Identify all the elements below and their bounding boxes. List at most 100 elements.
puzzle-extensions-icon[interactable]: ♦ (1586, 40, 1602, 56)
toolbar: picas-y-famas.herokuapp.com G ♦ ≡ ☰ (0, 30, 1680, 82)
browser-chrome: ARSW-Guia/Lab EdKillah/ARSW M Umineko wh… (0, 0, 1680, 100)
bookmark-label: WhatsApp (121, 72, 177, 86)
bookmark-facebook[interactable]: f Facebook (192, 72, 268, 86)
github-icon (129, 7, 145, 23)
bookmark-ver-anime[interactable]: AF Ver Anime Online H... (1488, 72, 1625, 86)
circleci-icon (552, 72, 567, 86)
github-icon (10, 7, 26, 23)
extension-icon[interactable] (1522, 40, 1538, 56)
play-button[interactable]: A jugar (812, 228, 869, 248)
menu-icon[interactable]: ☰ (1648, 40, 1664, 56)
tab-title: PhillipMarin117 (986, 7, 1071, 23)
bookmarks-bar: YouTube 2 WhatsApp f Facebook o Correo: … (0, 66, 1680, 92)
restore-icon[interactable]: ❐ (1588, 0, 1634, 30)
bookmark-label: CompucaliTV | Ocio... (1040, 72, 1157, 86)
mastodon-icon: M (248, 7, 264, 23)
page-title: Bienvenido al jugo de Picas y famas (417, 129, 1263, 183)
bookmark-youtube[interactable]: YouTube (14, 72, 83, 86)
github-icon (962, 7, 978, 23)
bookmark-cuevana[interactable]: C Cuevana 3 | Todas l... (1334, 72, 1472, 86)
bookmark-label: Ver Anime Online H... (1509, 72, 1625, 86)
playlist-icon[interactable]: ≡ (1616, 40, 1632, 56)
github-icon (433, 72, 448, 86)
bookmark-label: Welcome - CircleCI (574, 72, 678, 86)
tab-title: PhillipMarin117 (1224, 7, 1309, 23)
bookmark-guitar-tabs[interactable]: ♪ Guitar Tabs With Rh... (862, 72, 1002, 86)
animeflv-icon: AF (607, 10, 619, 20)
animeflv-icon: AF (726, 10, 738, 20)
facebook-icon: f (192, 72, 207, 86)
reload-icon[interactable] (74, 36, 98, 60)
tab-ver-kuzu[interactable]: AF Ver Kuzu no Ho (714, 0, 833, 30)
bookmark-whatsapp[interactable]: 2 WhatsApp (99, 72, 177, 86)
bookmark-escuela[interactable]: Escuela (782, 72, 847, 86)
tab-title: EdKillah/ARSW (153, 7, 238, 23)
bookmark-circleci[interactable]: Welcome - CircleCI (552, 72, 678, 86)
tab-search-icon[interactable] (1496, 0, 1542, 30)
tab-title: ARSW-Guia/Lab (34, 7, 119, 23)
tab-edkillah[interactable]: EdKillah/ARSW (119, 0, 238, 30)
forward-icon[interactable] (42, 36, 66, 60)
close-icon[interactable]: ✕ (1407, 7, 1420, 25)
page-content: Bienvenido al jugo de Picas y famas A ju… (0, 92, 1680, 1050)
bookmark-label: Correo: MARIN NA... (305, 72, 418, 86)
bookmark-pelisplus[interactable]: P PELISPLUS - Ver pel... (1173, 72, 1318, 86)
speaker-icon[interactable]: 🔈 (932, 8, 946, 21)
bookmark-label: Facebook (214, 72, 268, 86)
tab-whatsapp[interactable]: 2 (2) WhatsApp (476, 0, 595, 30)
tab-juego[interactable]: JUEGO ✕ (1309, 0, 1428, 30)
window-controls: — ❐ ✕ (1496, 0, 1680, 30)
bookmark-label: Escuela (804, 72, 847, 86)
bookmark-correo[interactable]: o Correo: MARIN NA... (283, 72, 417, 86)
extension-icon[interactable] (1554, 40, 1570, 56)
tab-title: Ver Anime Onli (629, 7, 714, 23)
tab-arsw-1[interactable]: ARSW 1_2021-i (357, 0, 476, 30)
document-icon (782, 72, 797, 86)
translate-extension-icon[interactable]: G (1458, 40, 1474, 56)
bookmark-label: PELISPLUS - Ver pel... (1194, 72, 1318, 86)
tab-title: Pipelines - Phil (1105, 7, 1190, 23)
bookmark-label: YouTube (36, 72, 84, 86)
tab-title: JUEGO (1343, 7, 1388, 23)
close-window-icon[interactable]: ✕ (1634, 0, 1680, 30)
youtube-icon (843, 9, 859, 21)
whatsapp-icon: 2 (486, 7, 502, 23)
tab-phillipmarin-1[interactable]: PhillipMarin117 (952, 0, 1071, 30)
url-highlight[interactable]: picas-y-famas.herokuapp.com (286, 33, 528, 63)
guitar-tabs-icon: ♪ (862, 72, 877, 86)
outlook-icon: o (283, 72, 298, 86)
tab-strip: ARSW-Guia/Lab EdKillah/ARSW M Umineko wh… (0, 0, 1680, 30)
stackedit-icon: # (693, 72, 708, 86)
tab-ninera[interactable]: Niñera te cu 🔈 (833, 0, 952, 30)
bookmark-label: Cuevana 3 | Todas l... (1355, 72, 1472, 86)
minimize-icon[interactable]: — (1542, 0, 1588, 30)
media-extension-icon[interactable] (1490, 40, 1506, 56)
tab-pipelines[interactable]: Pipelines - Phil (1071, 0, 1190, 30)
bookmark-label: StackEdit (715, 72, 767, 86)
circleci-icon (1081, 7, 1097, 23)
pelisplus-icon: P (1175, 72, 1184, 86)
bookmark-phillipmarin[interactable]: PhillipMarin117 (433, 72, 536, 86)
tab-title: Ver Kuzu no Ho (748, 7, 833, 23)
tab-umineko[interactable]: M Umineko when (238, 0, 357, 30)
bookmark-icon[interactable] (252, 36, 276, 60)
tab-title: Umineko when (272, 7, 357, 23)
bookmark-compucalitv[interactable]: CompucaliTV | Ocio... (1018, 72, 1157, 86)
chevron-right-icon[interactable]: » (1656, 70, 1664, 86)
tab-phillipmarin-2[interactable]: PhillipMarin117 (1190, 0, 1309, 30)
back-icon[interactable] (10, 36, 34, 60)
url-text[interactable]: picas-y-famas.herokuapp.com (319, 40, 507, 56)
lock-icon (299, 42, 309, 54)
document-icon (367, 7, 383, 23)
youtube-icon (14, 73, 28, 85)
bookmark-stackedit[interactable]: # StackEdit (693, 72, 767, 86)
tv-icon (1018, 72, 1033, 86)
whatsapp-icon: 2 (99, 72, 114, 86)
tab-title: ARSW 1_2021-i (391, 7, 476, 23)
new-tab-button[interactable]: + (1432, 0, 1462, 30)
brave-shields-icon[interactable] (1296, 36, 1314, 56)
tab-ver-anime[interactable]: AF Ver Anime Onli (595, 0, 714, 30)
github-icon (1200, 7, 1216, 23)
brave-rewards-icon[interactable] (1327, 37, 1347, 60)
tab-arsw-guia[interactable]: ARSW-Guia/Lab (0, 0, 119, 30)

──────────

> [TASK TO COMPLETE]: Put every line from the rows above into a numbered list, leaving out any blank lines.

> [RESULT FOR THIS EXERCISE]:
1. Identify all the elements below and their bounding boxes. List at most 100 elements.
2. puzzle-extensions-icon[interactable]: ♦ (1586, 40, 1602, 56)
3. toolbar: picas-y-famas.herokuapp.com G ♦ ≡ ☰ (0, 30, 1680, 82)
4. browser-chrome: ARSW-Guia/Lab EdKillah/ARSW M Umineko wh… (0, 0, 1680, 100)
5. bookmark-label: WhatsApp (121, 72, 177, 86)
6. bookmark-facebook[interactable]: f Facebook (192, 72, 268, 86)
7. github-icon (129, 7, 145, 23)
8. bookmark-ver-anime[interactable]: AF Ver Anime Online H... (1488, 72, 1625, 86)
9. circleci-icon (552, 72, 567, 86)
10. github-icon (10, 7, 26, 23)
11. extension-icon[interactable] (1522, 40, 1538, 56)
12. play-button[interactable]: A jugar (812, 228, 869, 248)
13. menu-icon[interactable]: ☰ (1648, 40, 1664, 56)
14. tab-title: PhillipMarin117 (986, 7, 1071, 23)
15. bookmarks-bar: YouTube 2 WhatsApp f Facebook o Correo: … (0, 66, 1680, 92)
16. restore-icon[interactable]: ❐ (1588, 0, 1634, 30)
17. bookmark-label: CompucaliTV | Ocio... (1040, 72, 1157, 86)
18. mastodon-icon: M (248, 7, 264, 23)
19. page-title: Bienvenido al jugo de Picas y famas (417, 129, 1263, 183)
20. bookmark-youtube[interactable]: YouTube (14, 72, 83, 86)
21. github-icon (962, 7, 978, 23)
22. bookmark-cuevana[interactable]: C Cuevana 3 | Todas l... (1334, 72, 1472, 86)
23. bookmark-label: Ver Anime Online H... (1509, 72, 1625, 86)
24. playlist-icon[interactable]: ≡ (1616, 40, 1632, 56)
25. github-icon (433, 72, 448, 86)
26. bookmark-label: Welcome - CircleCI (574, 72, 678, 86)
27. tab-title: PhillipMarin117 (1224, 7, 1309, 23)
28. bookmark-guitar-tabs[interactable]: ♪ Guitar Tabs With Rh... (862, 72, 1002, 86)
29. animeflv-icon: AF (607, 10, 619, 20)
30. animeflv-icon: AF (726, 10, 738, 20)
31. facebook-icon: f (192, 72, 207, 86)
32. reload-icon[interactable] (74, 36, 98, 60)
33. tab-ver-kuzu[interactable]: AF Ver Kuzu no Ho (714, 0, 833, 30)
34. bookmark-whatsapp[interactable]: 2 WhatsApp (99, 72, 177, 86)
35. bookmark-escuela[interactable]: Escuela (782, 72, 847, 86)
36. tab-title: EdKillah/ARSW (153, 7, 238, 23)
37. bookmark-circleci[interactable]: Welcome - CircleCI (552, 72, 678, 86)
38. tab-search-icon[interactable] (1496, 0, 1542, 30)
39. tab-title: ARSW-Guia/Lab (34, 7, 119, 23)
40. tab-edkillah[interactable]: EdKillah/ARSW (119, 0, 238, 30)
41. forward-icon[interactable] (42, 36, 66, 60)
42. close-icon[interactable]: ✕ (1407, 7, 1420, 25)
43. page-content: Bienvenido al jugo de Picas y famas A ju… (0, 92, 1680, 1050)
44. bookmark-label: Correo: MARIN NA... (305, 72, 418, 86)
45. bookmark-pelisplus[interactable]: P PELISPLUS - Ver pel... (1173, 72, 1318, 86)
46. speaker-icon[interactable]: 🔈 (932, 8, 946, 21)
47. bookmark-label: Facebook (214, 72, 268, 86)
48. tab-whatsapp[interactable]: 2 (2) WhatsApp (476, 0, 595, 30)
49. tab-juego[interactable]: JUEGO ✕ (1309, 0, 1428, 30)
50. window-controls: — ❐ ✕ (1496, 0, 1680, 30)
51. bookmark-label: Escuela (804, 72, 847, 86)
52. bookmark-correo[interactable]: o Correo: MARIN NA... (283, 72, 417, 86)
53. extension-icon[interactable] (1554, 40, 1570, 56)
54. tab-title: Ver Anime Onli (629, 7, 714, 23)
55. tab-arsw-1[interactable]: ARSW 1_2021-i (357, 0, 476, 30)
56. document-icon (782, 72, 797, 86)
57. translate-extension-icon[interactable]: G (1458, 40, 1474, 56)
58. bookmark-label: PELISPLUS - Ver pel... (1194, 72, 1318, 86)
59. tab-title: Pipelines - Phil (1105, 7, 1190, 23)
60. bookmark-label: YouTube (36, 72, 84, 86)
61. tab-title: JUEGO (1343, 7, 1388, 23)
62. close-window-icon[interactable]: ✕ (1634, 0, 1680, 30)
63. youtube-icon (843, 9, 859, 21)
64. whatsapp-icon: 2 (486, 7, 502, 23)
65. tab-phillipmarin-1[interactable]: PhillipMarin117 (952, 0, 1071, 30)
66. url-highlight[interactable]: picas-y-famas.herokuapp.com (286, 33, 528, 63)
67. guitar-tabs-icon: ♪ (862, 72, 877, 86)
68. outlook-icon: o (283, 72, 298, 86)
69. tab-strip: ARSW-Guia/Lab EdKillah/ARSW M Umineko wh… (0, 0, 1680, 30)
70. stackedit-icon: # (693, 72, 708, 86)
71. tab-ninera[interactable]: Niñera te cu 🔈 (833, 0, 952, 30)
72. bookmark-label: Cuevana 3 | Todas l... (1355, 72, 1472, 86)
73. minimize-icon[interactable]: — (1542, 0, 1588, 30)
74. media-extension-icon[interactable] (1490, 40, 1506, 56)
75. tab-pipelines[interactable]: Pipelines - Phil (1071, 0, 1190, 30)
76. bookmark-label: StackEdit (715, 72, 767, 86)
77. circleci-icon (1081, 7, 1097, 23)
78. pelisplus-icon: P (1175, 72, 1184, 86)
79. bookmark-phillipmarin[interactable]: PhillipMarin117 (433, 72, 536, 86)
80. tab-title: Ver Kuzu no Ho (748, 7, 833, 23)
81. tab-umineko[interactable]: M Umineko when (238, 0, 357, 30)
82. bookmark-icon[interactable] (252, 36, 276, 60)
83. tab-title: Umineko when (272, 7, 357, 23)
84. bookmark-compucalitv[interactable]: CompucaliTV | Ocio... (1018, 72, 1157, 86)
85. chevron-right-icon[interactable]: » (1656, 70, 1664, 86)
86. tab-phillipmarin-2[interactable]: PhillipMarin117 (1190, 0, 1309, 30)
87. back-icon[interactable] (10, 36, 34, 60)
88. url-text[interactable]: picas-y-famas.herokuapp.com (319, 40, 507, 56)
89. lock-icon (299, 42, 309, 54)
90. document-icon (367, 7, 383, 23)
91. youtube-icon (14, 73, 28, 85)
92. bookmark-stackedit[interactable]: # StackEdit (693, 72, 767, 86)
93. tv-icon (1018, 72, 1033, 86)
94. whatsapp-icon: 2 (99, 72, 114, 86)
95. tab-title: ARSW 1_2021-i (391, 7, 476, 23)
96. new-tab-button[interactable]: + (1432, 0, 1462, 30)
97. brave-shields-icon[interactable] (1296, 36, 1314, 56)
98. tab-ver-anime[interactable]: AF Ver Anime Onli (595, 0, 714, 30)
99. github-icon (1200, 7, 1216, 23)
100. brave-rewards-icon[interactable] (1327, 37, 1347, 60)
101. tab-arsw-guia[interactable]: ARSW-Guia/Lab (0, 0, 119, 30)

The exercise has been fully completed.